Stated goal → In the entries below, count the lines holding "Length". Reply with the number only.
** Start of Source material **
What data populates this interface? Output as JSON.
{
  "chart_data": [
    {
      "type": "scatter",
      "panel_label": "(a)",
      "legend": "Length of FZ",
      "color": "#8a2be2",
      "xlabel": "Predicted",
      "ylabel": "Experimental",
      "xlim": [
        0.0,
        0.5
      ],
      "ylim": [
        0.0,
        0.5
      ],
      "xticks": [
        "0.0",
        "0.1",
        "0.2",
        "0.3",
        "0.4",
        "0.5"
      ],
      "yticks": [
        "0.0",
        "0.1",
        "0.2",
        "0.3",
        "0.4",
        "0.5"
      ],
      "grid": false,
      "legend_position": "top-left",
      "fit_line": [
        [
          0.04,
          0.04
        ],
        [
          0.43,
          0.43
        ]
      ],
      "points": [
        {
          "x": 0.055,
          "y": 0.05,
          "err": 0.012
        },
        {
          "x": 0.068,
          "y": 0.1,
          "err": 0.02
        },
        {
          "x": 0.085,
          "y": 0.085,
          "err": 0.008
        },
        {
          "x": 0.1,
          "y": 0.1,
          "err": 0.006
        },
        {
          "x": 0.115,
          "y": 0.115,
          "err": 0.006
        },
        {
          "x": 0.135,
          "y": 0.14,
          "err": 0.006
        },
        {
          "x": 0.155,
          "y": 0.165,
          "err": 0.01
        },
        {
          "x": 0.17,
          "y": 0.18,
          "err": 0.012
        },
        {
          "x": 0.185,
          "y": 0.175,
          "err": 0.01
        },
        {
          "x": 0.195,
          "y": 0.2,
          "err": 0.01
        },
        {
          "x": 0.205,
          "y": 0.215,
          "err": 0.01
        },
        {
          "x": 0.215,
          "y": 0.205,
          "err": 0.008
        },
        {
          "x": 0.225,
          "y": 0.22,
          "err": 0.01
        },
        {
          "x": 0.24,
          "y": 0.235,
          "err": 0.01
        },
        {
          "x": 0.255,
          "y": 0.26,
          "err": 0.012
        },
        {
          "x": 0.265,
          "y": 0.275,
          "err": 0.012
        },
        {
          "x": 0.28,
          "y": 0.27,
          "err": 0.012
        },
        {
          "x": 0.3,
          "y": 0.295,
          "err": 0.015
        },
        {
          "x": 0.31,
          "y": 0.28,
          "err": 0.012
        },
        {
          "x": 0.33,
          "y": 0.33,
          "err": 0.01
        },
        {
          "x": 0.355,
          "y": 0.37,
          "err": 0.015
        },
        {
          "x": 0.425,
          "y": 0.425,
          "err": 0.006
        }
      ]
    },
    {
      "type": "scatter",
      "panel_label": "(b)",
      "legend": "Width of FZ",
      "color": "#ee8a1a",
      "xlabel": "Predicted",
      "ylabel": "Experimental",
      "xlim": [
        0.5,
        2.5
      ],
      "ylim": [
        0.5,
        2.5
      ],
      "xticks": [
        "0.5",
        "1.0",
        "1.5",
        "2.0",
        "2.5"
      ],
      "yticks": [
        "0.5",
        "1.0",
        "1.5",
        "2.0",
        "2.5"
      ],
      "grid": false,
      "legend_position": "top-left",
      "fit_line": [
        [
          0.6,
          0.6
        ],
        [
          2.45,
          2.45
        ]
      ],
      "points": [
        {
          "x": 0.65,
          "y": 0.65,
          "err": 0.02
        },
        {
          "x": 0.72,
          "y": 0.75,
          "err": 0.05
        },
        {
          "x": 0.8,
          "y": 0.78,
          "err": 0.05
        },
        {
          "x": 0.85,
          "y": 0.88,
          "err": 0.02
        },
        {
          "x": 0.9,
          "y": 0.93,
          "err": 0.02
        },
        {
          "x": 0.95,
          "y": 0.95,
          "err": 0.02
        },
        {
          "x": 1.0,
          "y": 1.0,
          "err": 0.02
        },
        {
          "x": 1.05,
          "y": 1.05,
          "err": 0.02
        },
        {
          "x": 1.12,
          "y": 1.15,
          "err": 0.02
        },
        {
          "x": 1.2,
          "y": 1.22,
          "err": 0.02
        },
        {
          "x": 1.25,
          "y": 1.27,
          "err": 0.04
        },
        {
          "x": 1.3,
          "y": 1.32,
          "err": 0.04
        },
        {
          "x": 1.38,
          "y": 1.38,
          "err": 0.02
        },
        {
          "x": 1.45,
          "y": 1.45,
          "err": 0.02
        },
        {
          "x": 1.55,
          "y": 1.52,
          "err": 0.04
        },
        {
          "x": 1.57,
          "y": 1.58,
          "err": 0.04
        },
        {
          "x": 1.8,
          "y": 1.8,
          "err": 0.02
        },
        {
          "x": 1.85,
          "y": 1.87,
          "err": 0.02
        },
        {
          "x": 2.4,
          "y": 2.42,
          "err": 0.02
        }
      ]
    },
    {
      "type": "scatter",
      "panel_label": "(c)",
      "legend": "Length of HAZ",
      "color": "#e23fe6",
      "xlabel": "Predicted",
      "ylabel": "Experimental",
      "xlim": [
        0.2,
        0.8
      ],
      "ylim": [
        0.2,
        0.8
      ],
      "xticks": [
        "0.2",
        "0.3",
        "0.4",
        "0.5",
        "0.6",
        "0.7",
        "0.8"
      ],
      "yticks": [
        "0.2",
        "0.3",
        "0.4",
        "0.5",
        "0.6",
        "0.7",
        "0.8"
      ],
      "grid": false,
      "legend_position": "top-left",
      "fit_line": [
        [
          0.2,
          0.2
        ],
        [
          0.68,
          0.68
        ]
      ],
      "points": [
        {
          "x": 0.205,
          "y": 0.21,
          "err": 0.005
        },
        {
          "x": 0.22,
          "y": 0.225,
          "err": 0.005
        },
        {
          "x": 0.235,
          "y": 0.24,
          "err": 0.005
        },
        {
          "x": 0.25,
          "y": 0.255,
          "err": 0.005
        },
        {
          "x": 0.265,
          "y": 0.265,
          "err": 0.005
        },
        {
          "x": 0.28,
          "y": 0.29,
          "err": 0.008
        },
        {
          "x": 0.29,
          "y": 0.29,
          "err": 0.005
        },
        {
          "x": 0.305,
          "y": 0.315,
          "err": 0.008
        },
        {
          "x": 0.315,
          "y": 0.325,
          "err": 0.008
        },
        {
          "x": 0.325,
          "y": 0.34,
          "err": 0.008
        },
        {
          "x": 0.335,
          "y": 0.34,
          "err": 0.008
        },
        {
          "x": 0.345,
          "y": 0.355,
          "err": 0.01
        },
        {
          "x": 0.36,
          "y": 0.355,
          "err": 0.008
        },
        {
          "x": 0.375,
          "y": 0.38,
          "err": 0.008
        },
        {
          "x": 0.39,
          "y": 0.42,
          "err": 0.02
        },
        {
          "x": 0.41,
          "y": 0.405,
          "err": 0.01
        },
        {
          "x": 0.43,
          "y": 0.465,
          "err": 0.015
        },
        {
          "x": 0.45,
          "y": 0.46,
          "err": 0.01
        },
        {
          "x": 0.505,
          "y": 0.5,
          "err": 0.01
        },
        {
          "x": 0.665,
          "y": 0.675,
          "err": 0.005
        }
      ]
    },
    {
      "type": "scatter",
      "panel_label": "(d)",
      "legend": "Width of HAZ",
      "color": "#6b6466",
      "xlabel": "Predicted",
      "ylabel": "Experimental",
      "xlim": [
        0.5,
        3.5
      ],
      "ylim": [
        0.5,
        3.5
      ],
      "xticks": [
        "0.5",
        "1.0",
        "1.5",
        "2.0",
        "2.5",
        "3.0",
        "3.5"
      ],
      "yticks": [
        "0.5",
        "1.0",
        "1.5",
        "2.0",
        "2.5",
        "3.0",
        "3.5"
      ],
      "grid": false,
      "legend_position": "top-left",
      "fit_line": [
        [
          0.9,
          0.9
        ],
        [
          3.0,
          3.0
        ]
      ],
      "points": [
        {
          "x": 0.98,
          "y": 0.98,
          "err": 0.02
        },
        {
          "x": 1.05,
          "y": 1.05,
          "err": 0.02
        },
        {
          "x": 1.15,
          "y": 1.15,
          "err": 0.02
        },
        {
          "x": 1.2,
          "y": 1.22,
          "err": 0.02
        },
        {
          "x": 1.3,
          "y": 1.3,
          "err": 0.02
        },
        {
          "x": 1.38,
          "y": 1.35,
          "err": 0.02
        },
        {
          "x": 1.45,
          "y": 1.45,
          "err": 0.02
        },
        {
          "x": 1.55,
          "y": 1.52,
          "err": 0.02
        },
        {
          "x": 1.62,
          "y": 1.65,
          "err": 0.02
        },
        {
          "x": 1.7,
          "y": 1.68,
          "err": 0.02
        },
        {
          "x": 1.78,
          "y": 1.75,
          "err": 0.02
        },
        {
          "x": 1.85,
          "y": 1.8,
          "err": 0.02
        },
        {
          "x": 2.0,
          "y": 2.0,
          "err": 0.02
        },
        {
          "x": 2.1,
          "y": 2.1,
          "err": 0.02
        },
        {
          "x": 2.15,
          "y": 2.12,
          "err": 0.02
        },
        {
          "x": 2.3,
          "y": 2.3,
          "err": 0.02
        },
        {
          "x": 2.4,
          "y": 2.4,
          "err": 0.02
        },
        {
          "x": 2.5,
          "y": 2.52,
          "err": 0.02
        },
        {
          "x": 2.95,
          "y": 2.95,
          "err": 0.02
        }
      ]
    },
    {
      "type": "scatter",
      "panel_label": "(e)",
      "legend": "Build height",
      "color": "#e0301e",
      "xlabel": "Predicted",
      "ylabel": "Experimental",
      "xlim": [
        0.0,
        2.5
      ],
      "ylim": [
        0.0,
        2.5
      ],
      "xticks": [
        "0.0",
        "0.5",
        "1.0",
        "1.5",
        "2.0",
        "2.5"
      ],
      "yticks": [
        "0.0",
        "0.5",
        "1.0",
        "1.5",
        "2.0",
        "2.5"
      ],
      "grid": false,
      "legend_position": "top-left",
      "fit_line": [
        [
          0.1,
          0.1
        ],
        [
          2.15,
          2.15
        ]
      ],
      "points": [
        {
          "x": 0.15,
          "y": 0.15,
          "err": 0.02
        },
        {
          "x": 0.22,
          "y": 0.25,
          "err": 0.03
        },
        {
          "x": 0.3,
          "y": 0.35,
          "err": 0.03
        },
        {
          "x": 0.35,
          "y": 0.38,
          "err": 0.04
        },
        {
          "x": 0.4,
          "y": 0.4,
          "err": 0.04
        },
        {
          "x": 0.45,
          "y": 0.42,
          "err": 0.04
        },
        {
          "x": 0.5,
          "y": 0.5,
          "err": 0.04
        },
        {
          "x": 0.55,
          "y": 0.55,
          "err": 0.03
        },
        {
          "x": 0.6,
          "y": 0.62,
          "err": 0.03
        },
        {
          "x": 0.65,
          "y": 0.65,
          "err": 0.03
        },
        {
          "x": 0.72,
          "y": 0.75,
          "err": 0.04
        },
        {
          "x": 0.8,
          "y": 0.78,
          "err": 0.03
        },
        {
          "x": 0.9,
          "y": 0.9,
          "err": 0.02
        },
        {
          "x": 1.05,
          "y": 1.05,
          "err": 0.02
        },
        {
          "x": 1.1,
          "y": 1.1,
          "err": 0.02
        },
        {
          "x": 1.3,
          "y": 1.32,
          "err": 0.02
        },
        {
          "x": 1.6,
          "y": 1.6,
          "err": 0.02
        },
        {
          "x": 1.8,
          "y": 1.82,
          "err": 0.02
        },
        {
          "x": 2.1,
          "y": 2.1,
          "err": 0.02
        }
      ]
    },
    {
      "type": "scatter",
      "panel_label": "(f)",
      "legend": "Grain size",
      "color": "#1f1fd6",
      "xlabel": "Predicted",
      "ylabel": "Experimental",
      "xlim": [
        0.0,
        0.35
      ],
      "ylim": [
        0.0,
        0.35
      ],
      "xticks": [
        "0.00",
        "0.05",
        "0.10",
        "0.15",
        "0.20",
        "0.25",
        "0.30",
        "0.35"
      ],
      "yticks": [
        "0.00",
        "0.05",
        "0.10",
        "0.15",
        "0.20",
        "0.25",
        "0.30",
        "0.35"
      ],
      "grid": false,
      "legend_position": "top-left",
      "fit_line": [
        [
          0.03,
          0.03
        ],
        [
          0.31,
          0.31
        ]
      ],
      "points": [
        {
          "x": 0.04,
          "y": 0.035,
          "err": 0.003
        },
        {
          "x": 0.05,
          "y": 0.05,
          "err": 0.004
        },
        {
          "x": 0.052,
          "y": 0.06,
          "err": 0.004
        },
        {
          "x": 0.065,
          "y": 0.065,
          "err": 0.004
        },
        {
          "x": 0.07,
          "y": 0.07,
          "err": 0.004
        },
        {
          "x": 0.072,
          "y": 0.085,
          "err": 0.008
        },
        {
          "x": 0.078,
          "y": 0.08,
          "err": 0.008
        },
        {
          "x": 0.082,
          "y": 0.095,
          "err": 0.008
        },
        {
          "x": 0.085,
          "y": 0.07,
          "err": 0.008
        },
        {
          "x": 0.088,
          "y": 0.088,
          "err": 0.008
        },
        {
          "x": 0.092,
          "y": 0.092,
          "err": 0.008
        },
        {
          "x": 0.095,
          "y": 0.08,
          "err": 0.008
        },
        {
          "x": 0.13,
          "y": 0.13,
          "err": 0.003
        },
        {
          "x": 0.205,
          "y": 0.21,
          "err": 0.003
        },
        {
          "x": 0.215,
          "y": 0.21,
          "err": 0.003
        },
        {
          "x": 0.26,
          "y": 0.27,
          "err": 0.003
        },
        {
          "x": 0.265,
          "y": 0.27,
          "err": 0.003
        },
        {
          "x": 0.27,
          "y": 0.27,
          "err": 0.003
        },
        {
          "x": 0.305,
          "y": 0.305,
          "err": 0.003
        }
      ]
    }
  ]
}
** End of Source material **
Exercise output → 2